**AIM:**
Copy the listing lines starting at "badge-colors: 8 Couleurs [46, 172, 91, 226]" and ending at "Find all labels, buttons, inputs, and", swapping "Votre image ici" for "Your image here" wherever it shows up and keeping everything else the same.

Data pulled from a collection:
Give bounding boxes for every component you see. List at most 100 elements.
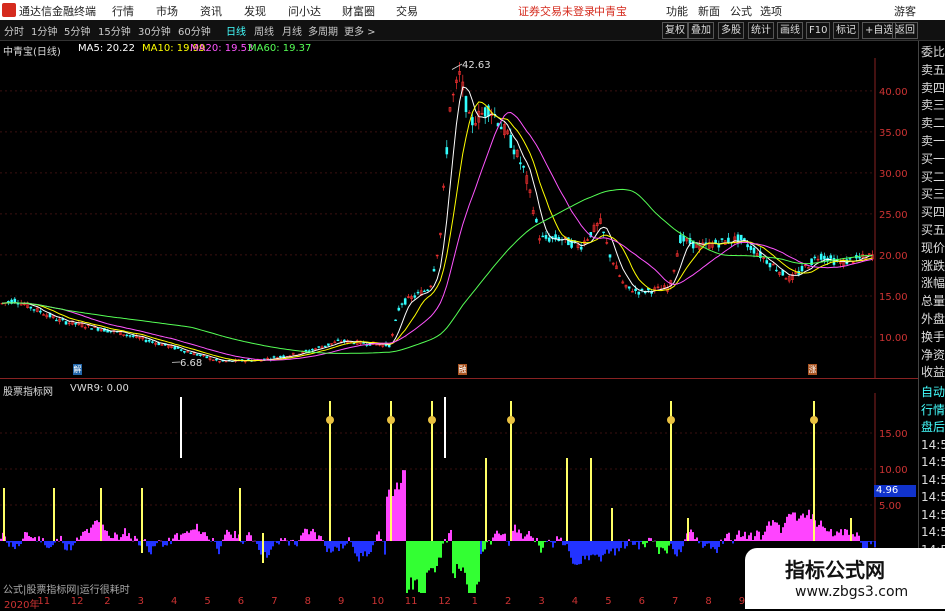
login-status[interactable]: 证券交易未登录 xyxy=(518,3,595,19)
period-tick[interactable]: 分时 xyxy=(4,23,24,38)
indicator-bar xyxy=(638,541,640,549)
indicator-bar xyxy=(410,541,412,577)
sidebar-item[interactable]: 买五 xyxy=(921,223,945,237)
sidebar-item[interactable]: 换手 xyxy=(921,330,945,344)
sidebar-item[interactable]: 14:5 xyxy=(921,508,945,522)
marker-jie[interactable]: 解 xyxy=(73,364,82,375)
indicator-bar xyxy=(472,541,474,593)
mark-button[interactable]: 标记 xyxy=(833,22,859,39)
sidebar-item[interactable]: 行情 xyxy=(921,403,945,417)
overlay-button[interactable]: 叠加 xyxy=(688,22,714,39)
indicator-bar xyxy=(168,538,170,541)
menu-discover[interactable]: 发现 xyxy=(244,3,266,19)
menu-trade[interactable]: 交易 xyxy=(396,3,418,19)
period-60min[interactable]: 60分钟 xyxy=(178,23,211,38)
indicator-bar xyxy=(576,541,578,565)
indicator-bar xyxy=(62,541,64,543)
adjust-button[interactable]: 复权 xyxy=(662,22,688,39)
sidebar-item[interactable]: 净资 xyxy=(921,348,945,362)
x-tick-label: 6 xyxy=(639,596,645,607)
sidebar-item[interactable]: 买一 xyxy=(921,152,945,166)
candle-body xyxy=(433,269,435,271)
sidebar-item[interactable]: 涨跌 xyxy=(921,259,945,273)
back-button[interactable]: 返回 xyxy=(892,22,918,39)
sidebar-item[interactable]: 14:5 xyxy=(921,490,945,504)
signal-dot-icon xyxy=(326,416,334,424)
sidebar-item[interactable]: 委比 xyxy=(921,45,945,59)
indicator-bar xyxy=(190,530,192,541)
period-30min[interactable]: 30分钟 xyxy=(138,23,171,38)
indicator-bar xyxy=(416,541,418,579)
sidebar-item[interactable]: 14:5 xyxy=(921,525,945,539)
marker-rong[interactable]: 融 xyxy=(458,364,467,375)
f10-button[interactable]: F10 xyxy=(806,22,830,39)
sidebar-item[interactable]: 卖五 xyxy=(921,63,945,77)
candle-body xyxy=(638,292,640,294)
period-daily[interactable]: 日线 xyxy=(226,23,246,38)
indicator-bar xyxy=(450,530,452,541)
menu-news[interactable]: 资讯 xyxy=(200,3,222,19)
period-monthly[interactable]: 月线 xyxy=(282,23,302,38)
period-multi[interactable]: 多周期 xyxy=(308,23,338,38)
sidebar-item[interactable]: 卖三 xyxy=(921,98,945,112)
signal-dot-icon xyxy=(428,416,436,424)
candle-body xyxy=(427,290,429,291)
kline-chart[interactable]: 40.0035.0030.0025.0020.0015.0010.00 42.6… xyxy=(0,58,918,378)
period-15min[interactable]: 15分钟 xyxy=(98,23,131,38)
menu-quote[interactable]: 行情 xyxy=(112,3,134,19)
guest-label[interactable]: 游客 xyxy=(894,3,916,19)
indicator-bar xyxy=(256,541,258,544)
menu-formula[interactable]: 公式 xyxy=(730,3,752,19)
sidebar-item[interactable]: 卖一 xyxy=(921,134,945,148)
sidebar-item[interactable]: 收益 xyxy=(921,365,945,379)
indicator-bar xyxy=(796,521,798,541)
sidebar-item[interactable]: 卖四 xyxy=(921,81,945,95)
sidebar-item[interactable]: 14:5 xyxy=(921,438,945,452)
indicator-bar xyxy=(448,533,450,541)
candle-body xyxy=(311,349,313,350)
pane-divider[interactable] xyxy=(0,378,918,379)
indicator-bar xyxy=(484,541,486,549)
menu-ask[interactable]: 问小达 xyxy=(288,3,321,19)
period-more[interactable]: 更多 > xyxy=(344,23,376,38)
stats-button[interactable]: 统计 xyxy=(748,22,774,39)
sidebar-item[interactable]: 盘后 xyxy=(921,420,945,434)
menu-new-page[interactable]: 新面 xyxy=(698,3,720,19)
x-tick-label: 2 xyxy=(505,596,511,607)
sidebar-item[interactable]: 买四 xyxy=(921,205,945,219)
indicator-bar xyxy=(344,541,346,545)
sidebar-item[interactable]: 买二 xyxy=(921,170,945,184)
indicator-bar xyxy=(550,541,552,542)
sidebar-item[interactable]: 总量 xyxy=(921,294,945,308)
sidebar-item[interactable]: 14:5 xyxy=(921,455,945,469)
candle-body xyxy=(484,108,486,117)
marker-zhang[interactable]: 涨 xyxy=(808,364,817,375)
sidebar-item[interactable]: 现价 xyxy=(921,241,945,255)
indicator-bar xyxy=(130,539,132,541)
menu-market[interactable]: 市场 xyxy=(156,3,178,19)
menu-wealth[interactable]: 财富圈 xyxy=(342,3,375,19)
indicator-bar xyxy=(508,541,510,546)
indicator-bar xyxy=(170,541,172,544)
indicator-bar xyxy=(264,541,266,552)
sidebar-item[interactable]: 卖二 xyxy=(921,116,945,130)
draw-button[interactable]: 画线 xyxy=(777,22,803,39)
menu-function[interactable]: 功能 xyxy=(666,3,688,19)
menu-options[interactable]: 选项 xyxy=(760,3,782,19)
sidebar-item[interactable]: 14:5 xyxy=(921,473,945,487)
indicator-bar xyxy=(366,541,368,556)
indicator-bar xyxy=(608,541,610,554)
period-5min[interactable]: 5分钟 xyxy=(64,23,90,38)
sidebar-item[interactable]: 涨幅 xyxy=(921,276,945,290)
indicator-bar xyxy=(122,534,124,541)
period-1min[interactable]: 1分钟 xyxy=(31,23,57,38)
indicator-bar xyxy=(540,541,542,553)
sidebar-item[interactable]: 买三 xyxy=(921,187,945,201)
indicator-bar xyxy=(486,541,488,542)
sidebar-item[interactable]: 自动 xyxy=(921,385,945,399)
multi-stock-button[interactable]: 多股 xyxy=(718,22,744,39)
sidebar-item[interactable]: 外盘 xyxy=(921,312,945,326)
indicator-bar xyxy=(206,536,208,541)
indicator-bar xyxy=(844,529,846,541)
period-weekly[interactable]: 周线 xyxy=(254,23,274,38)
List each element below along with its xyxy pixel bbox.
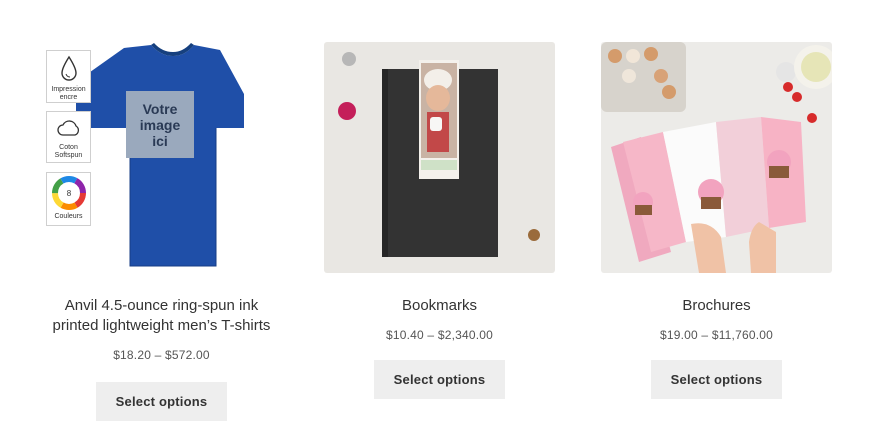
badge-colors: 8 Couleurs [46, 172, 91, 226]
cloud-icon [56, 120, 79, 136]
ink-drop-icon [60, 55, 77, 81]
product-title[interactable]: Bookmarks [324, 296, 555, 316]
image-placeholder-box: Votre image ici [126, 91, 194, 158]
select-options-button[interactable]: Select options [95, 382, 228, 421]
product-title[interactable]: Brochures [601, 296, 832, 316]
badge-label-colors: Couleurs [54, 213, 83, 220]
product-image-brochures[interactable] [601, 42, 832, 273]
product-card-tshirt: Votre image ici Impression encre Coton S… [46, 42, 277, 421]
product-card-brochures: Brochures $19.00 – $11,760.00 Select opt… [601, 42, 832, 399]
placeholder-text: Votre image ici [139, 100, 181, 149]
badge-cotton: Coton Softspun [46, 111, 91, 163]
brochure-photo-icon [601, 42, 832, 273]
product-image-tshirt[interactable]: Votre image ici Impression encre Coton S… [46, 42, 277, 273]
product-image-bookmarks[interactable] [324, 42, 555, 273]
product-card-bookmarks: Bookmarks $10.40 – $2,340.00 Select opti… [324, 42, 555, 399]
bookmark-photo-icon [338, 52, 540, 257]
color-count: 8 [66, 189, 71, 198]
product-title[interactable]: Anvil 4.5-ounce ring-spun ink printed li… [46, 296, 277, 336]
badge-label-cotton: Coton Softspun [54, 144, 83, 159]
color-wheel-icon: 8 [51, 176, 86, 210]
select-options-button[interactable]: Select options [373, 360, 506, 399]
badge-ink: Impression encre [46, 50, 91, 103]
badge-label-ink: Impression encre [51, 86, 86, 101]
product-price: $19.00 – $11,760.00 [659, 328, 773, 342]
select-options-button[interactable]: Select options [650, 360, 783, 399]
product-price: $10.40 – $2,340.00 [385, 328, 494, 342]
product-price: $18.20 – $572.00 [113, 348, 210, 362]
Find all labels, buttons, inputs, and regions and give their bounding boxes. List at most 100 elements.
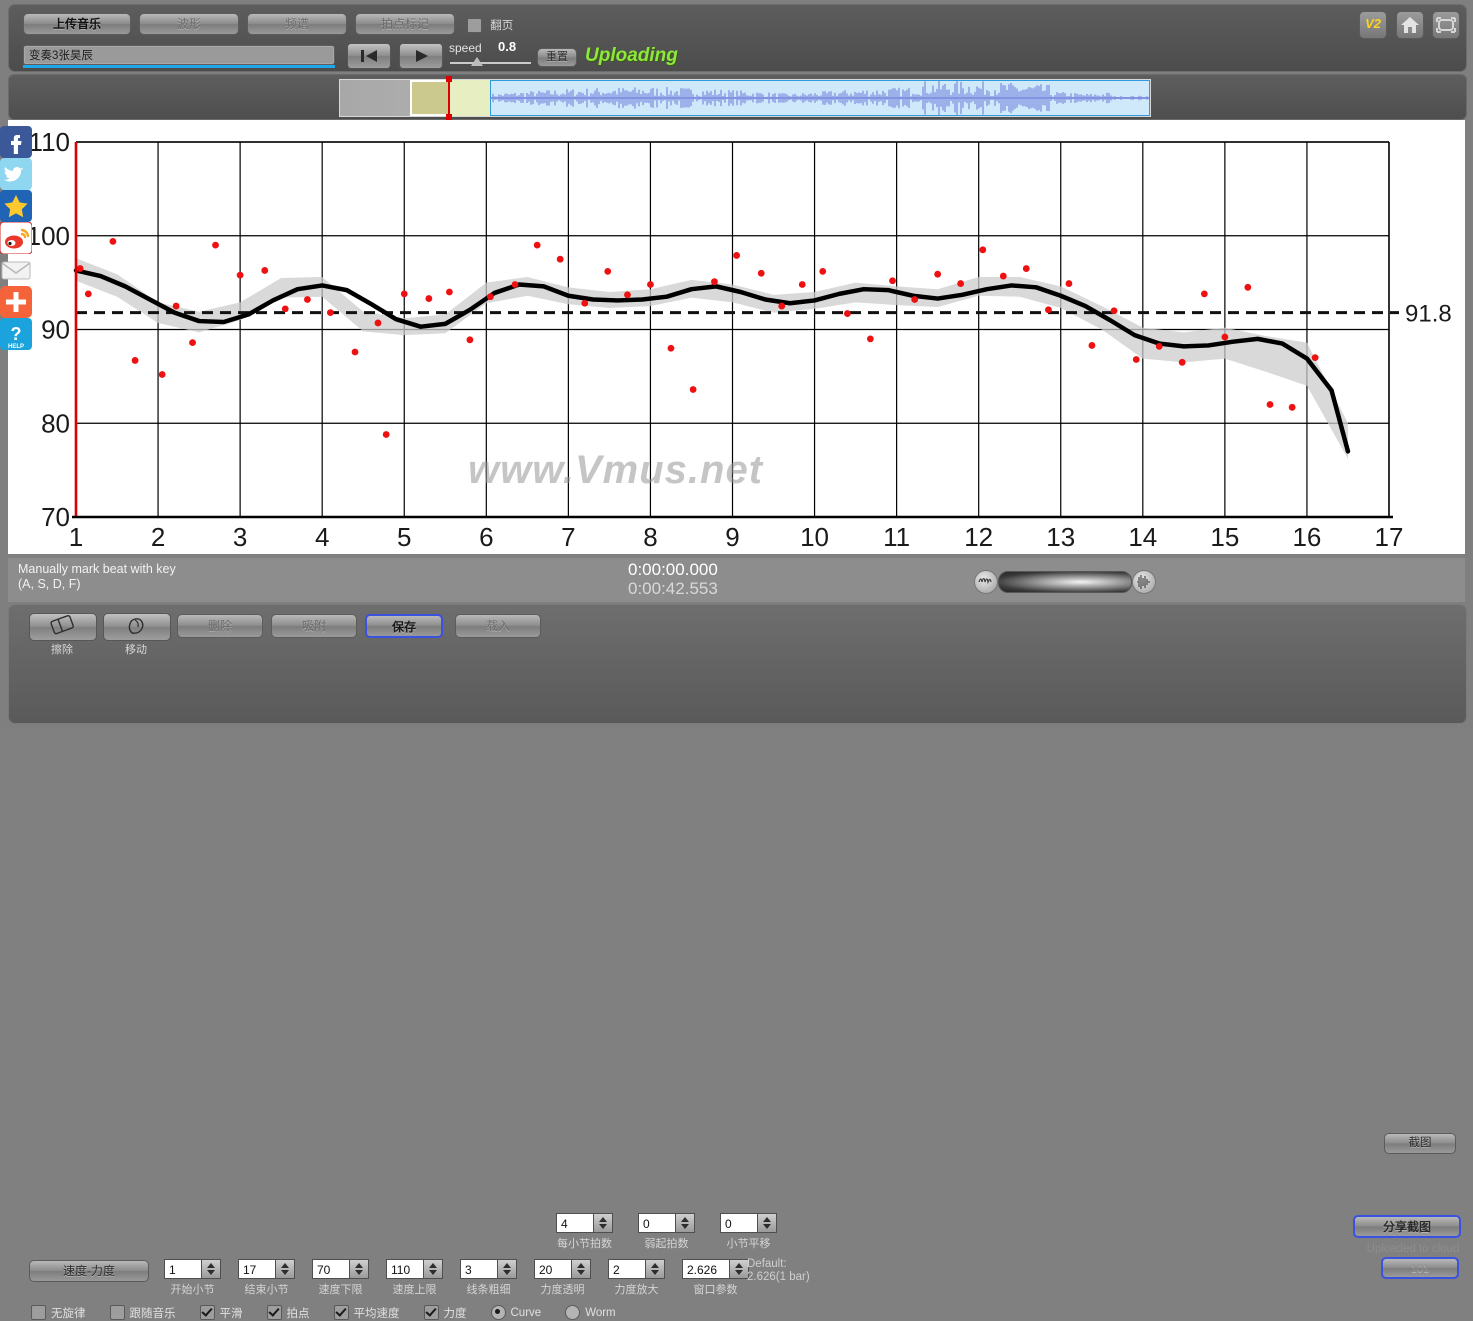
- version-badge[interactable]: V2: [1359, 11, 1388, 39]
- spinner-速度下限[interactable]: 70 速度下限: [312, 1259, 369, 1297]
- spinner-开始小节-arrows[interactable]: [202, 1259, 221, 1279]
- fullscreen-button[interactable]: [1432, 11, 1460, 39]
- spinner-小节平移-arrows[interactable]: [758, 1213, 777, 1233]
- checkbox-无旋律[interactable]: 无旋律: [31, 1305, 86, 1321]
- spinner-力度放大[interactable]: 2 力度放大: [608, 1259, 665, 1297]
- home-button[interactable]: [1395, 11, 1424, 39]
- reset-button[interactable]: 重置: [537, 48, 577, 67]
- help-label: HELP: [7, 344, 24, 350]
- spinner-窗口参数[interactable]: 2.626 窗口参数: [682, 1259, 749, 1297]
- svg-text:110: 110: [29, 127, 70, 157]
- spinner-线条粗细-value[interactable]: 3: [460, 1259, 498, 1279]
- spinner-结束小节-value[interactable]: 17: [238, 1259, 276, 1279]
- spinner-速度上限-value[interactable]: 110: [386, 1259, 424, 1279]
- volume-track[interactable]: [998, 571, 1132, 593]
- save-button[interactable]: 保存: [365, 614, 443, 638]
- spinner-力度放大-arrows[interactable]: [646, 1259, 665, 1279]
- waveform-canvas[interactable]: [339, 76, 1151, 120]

**TASK OUTPUT:**
badge-colors: 8 Couleurs [46, 172, 91, 226]
cloud-icon [56, 120, 79, 136]
ink-drop-icon [60, 55, 77, 81]
product-title[interactable]: Bookmarks [324, 296, 555, 316]
image-placeholder-box: Your image here [126, 91, 194, 158]
select-options-button[interactable]: Select options [95, 382, 228, 421]
product-title[interactable]: Brochures [601, 296, 832, 316]
badge-label-colors: Couleurs [54, 213, 83, 220]
product-image-brochures[interactable] [601, 42, 832, 273]
product-card-tshirt: Your image here Impression encre Coton S… [46, 42, 277, 421]
product-card-brochures: Brochures $19.00 – $11,760.00 Select opt… [601, 42, 832, 399]
placeholder-text: Your image here [139, 100, 181, 149]
badge-cotton: Coton Softspun [46, 111, 91, 163]
brochure-photo-icon [601, 42, 832, 273]
product-image-tshirt[interactable]: Your image here Impression encre Coton S… [46, 42, 277, 273]
product-image-bookmarks[interactable] [324, 42, 555, 273]
product-card-bookmarks: Bookmarks $10.40 – $2,340.00 Select opti… [324, 42, 555, 399]
bookmark-photo-icon [338, 52, 540, 257]
color-count: 8 [66, 189, 71, 198]
product-title[interactable]: Anvil 4.5-ounce ring-spun ink printed li… [46, 296, 277, 336]
badge-label-cotton: Coton Softspun [54, 144, 83, 159]
color-wheel-icon: 8 [51, 176, 86, 210]
select-options-button[interactable]: Select options [373, 360, 506, 399]
badge-ink: Impression encre [46, 50, 91, 103]
badge-label-ink: Impression encre [51, 86, 86, 101]
product-price: $19.00 – $11,760.00 [659, 328, 773, 342]
select-options-button[interactable]: Select options [650, 360, 783, 399]
product-price: $10.40 – $2,340.00 [385, 328, 494, 342]
product-price: $18.20 – $572.00 [113, 348, 210, 362]
Find all labels, buttons, inputs, and regions and give their bounding boxes. List at most 100 elements.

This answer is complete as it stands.